## Requests
1) In the records, turn everything from the line containing "sidebar-item-save: 保存 [20, 209, 47, 224]" down to the line containing "crosshair-tool[interactable]: 坐标轴 查测相对坐标" into a JSON list of strings, one string per line.
2) Go on with the Baton Rouge travel guide from where it stops.

** START OF Excerpted text **

Local Guide: Half-Day in Baton Rouge, LA

Updated: Mar 16

Some of the best things to do with four hours in Baton Rouge, Louisiana.



Street art of black and white fleur de lis in downtown Baton Rouge
Street art leads the way in downtown Baton Rouge.

If you're driving through Baton Rouge, Louisiana, plan some extra time and leave the highway. There are more than a few things to see, and ideally, you would have more than a few hours to see them! But even as a pit stop on a road trip from Dallas to New Orleans or somewhere else, you can enjoy art, history and great food in this capital city along the mighty Mississippi.


We recently had some time to spend in Baton Rouge, Louisiana, and here are our favorite local finds that you won't see anywhere else.


A Half-Day Guide to Baton Rouge


A half day in Baton Rouge is just enough time to hit some of the city's high points, sampling its local history, culture and food. If you're new to Louisiana travel, Baton Rouge is an excellent place to start exploring the Pelican State. The Louisiana state capital and political center, it's home to two prominent capitol buildings; a thriving college and university system and a vibrant city center. The busy Mississippi River waterway flows past downtown, with a riverfront and levee path for optimal viewing.


Baton Rouge History: Old Capitol Building

Arts & Culture in Baton Rouge

Where to Eat in Baton Rouge

Baton Rouge Travel Planner


 

Exploring Baton Rouge History


Baton Rouge, or "red stick" in French has been the state capital of Louisiana since 1849, with a rich history and French and Spanish influences. Baton Rouge state business is currently carried out at its modern capital or Capitole de l'État de Louisiane, which also happens to be America's tallist capitol building at 460 feet. But if you have limited time in Baton Rouge, Louisiana's Old State Capitol is truly unique.


white building with towers and trees in Baton Rouge, Louisiana
Old State Capitol: Baton Rouge, Louisiana

Stained glass lining a domed ceiling, Baton Rouge Louisiana
Stained glass abounds in Louisiana's Old State Capitol: Baton Rouge, Louisiana.

** END OF Excerpted text **
** START OF Information given **

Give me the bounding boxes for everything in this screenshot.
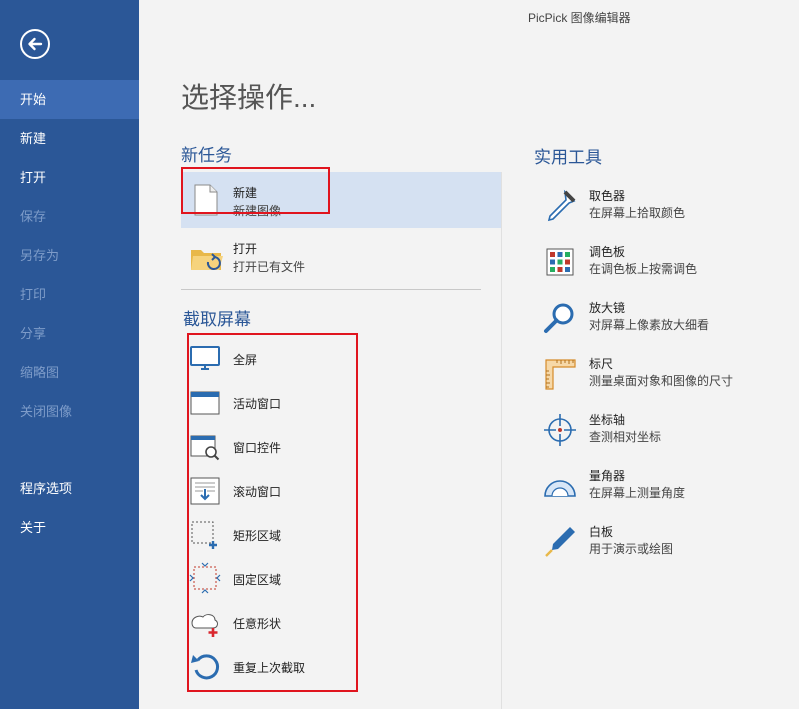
sidebar-item-save: 保存 [20, 209, 47, 224]
crosshair-icon [543, 413, 577, 447]
capture-fullscreen-button[interactable]: 全屏 [189, 340, 354, 376]
palette-label: 调色板 [589, 245, 626, 259]
ruler-desc: 测量桌面对象和图像的尺寸 [589, 374, 734, 388]
eyedropper-icon [543, 189, 577, 223]
folder-icon [189, 238, 223, 274]
color-picker-desc: 在屏幕上拾取颜色 [589, 206, 686, 220]
sidebar-item-print: 打印 [20, 287, 47, 302]
sidebar: 开始 新建 打开 保存 另存为 打印 分享 缩略图 关闭图像 程序选项 关于 [0, 0, 139, 709]
open-file-desc: 打开已有文件 [233, 260, 306, 274]
ruler-label: 标尺 [589, 357, 614, 371]
capture-fixed-region-label: 固定区域 [233, 573, 282, 587]
sidebar-item-options[interactable]: 程序选项 [0, 469, 139, 508]
whiteboard-label: 白板 [589, 525, 614, 539]
crosshair-tool[interactable]: 坐标轴 查测相对坐标 [543, 409, 783, 451]
capture-fullscreen-label: 全屏 [233, 353, 258, 367]
magnifier-tool[interactable]: 放大镜 对屏幕上像素放大细看 [543, 297, 783, 339]
window-title: PicPick 图像编辑器 [528, 11, 631, 25]
sidebar-item-new[interactable]: 新建 [0, 119, 139, 158]
protractor-tool[interactable]: 量角器 在屏幕上测量角度 [543, 465, 783, 507]
monitor-icon [189, 342, 221, 374]
magnifier-icon [543, 301, 577, 335]
palette-tool[interactable]: 调色板 在调色板上按需调色 [543, 241, 783, 283]
new-document-icon [189, 182, 223, 218]
scroll-window-icon [189, 474, 221, 506]
palette-desc: 在调色板上按需调色 [589, 262, 698, 276]
capture-active-window-button[interactable]: 活动窗口 [189, 384, 354, 420]
back-arrow-icon[interactable] [20, 29, 50, 59]
tools-heading: 实用工具 [534, 148, 602, 167]
open-file-label: 打开 [233, 242, 258, 256]
capture-window-control-label: 窗口控件 [233, 441, 282, 455]
new-tasks-heading: 新任务 [181, 146, 232, 165]
capture-window-control-button[interactable]: 窗口控件 [189, 428, 354, 464]
capture-fixed-region-button[interactable]: 固定区域 [189, 560, 354, 596]
repeat-icon [189, 650, 221, 682]
window-search-icon [189, 430, 221, 462]
ruler-icon [543, 357, 577, 391]
protractor-icon [543, 469, 577, 503]
capture-repeat-last-button[interactable]: 重复上次截取 [189, 648, 354, 684]
capture-rectangle-button[interactable]: 矩形区域 [189, 516, 354, 552]
capture-repeat-last-label: 重复上次截取 [233, 661, 306, 675]
color-picker-tool[interactable]: 取色器 在屏幕上拾取颜色 [543, 185, 783, 227]
whiteboard-tool[interactable]: 白板 用于演示或绘图 [543, 521, 783, 563]
magnifier-desc: 对屏幕上像素放大细看 [589, 318, 710, 332]
ruler-tool[interactable]: 标尺 测量桌面对象和图像的尺寸 [543, 353, 783, 395]
capture-rectangle-label: 矩形区域 [233, 529, 282, 543]
magnifier-label: 放大镜 [589, 301, 626, 315]
color-picker-label: 取色器 [589, 189, 626, 203]
window-icon [189, 386, 221, 418]
page-title: 选择操作... [181, 82, 317, 113]
crosshair-desc: 查测相对坐标 [589, 430, 662, 444]
protractor-label: 量角器 [589, 469, 626, 483]
capture-heading: 截取屏幕 [183, 310, 251, 329]
protractor-desc: 在屏幕上测量角度 [589, 486, 686, 500]
sidebar-bottom-nav: 程序选项 关于 [0, 469, 139, 547]
capture-scrolling-window-label: 滚动窗口 [233, 485, 282, 499]
sidebar-item-about[interactable]: 关于 [0, 508, 139, 547]
fixed-region-icon [189, 562, 221, 594]
sidebar-item-open[interactable]: 打开 [0, 158, 139, 197]
new-image-label: 新建 [233, 186, 258, 200]
rectangle-select-icon [189, 518, 221, 550]
capture-scrolling-window-button[interactable]: 滚动窗口 [189, 472, 354, 508]
crosshair-label: 坐标轴 [589, 413, 626, 427]
new-image-desc: 新建图像 [233, 204, 282, 218]
new-image-button[interactable]: 新建 新建图像 [181, 172, 501, 228]
open-file-button[interactable]: 打开 打开已有文件 [181, 228, 501, 284]
capture-active-window-label: 活动窗口 [233, 397, 282, 411]
column-divider [501, 172, 502, 709]
pen-icon [543, 525, 577, 559]
palette-grid-icon [543, 245, 577, 279]
section-divider [181, 289, 481, 290]
sidebar-nav: 开始 新建 打开 保存 另存为 打印 分享 缩略图 关闭图像 [0, 80, 139, 431]
sidebar-item-thumbnails: 缩略图 [20, 365, 60, 380]
sidebar-item-save-as: 另存为 [20, 248, 60, 263]
capture-freehand-label: 任意形状 [233, 617, 282, 631]
whiteboard-desc: 用于演示或绘图 [589, 542, 674, 556]
sidebar-item-close-image: 关闭图像 [20, 404, 73, 419]
sidebar-item-share: 分享 [20, 326, 47, 341]
sidebar-item-start[interactable]: 开始 [0, 80, 139, 119]
freehand-shape-icon [189, 606, 221, 638]
capture-freehand-button[interactable]: 任意形状 [189, 604, 354, 640]
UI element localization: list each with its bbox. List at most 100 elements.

** END OF Information given **

## Task-by-task answers
1)
[
  "sidebar-item-save: 保存 [20, 209, 47, 224]",
  "crosshair-icon [543, 413, 577, 447]",
  "capture-fullscreen-button[interactable]: 全屏 [189, 340, 354, 376]",
  "palette-label: 调色板 [589, 245, 626, 259]",
  "ruler-desc: 测量桌面对象和图像的尺寸 [589, 374, 734, 388]",
  "eyedropper-icon [543, 189, 577, 223]",
  "folder-icon [189, 238, 223, 274]",
  "color-picker-desc: 在屏幕上拾取颜色 [589, 206, 686, 220]",
  "sidebar-item-print: 打印 [20, 287, 47, 302]",
  "sidebar: 开始 新建 打开 保存 另存为 打印 分享 缩略图 关闭图像 程序选项 关于 [0, 0, 139, 709]",
  "open-file-desc: 打开已有文件 [233, 260, 306, 274]",
  "ruler-label: 标尺 [589, 357, 614, 371]",
  "capture-fixed-region-label: 固定区域 [233, 573, 282, 587]",
  "sidebar-item-options[interactable]: 程序选项 [0, 469, 139, 508]",
  "whiteboard-label: 白板 [589, 525, 614, 539]",
  "crosshair-tool[interactable]: 坐标轴 查测相对坐标 [543, 409, 783, 451]"
]

2)
This Gothic-style building has stood for 165 years, with a restoration project in 1990 that enables it to function as a museum and Center for Political and Governmental History. Its exterior looks like a castle, and its interior is even more beautiful, with stained glass throughout, Its focal point is a winding, center staircase below a massive kaleidescope-like dome. Depending on the time of day and position of the sun, colored light dances along the interior. It truly is beautiful, and it is also educational, with historical and political exhibits in the House and Senate Chambers and Governor's Portrait Room as well as temporary exhibitions throughout the year. Admission is free.



Arts in Baton Rouge


Baton Rouge has a wide variety of museums, galleries and other art spaces, and murals and other public art throughout the city.


If you only have a few hours in Baton Rouge, the LSU Museum of Art is a convenient stop and showcases touring exhibitions and a large permanent collection of modern art and earlier works.


LSU Museum of Art: Baton Rouge, Louisiana

The Walls Project is a community and creative economic development organization that engages the public to create murals and other public arts programs in Baton Rouge. You'll see its handiwork on colorful walls in downtown, along the riverfront, in Mid City and other neighborhoods.


A modern, angular library building and tree branches
River Center Branch, East Baton Rouge Parish Library Sysetm, on the edge of Bernardo de Gálvez Plaza

The River Center Branch of the East Baton Rouge Parish Library system is a striking, modern building that sits next to Bernardo de Gálvez Plaza, a public sculpture and community space named for the colonial governor of Spanish Louisiana. (Texans especially may recognize another of his civic legacies - Galveston.)


Where to Eat in Baton Rouge


Louisiana's culinary culture is truly unique, with dishes that bring in elements of French, Spanish, African and Native American food to comprise Creole cuisine, and Cajun flavors, which are more modern and originate from Acadian regions and cultures.


In Baton Rouge, with only a few hours - and one mealtime - to fill, we researched local favorites and picked one. And, Anthony's Italian Deli didn't disappoint! This Baton Rouge restaurant is a consistent local pick known for its muffuletta sandwich, which was invented by a Sicilian immigrant in early-1900s New Orleans and has since become a signature Louisiana dish.


The muffuletta sandwich at Anthony's Italian Deli was large, which is a good thing because it was also delicious! But leave room for dessert. (We tried a spectacular slice of lemon pie.) The restaurant was busy within typical lunch hours on a Friday, but the atmosphere was warm and convivial, and the service was great.

Anthony's Italian Deli sign and trees
Try Anthony's Italian Deli for lunch and dessert in Baton Rouge.

 

Baton Rouge Travel Planner

Our half-day Baton Rouge Itinerary at a Glance


Where to Stay: Courtyard by Marriott Baton Rouge Downtown. We arrived late on a Thursday night knowing that we would only have a few hours in Baton Rouge the next morning, so we wanted something within walking distance to our main destinations. This Baton Rouge downtown hotel fit the bill, and we find Courtyard Marriott Hotels in general to be excellent value for the price. This one had Mardi Gras themed decor, which was fun.


Our Itinerary:

Walk from hotel through Downtown Baton Rouge (15 minutes)

Old State Capitol Building (1.5 Hour)

City Center Arts, Architecture and Culture Exploring (1 Hour)

Anthony's Italian Deli (1 Hour)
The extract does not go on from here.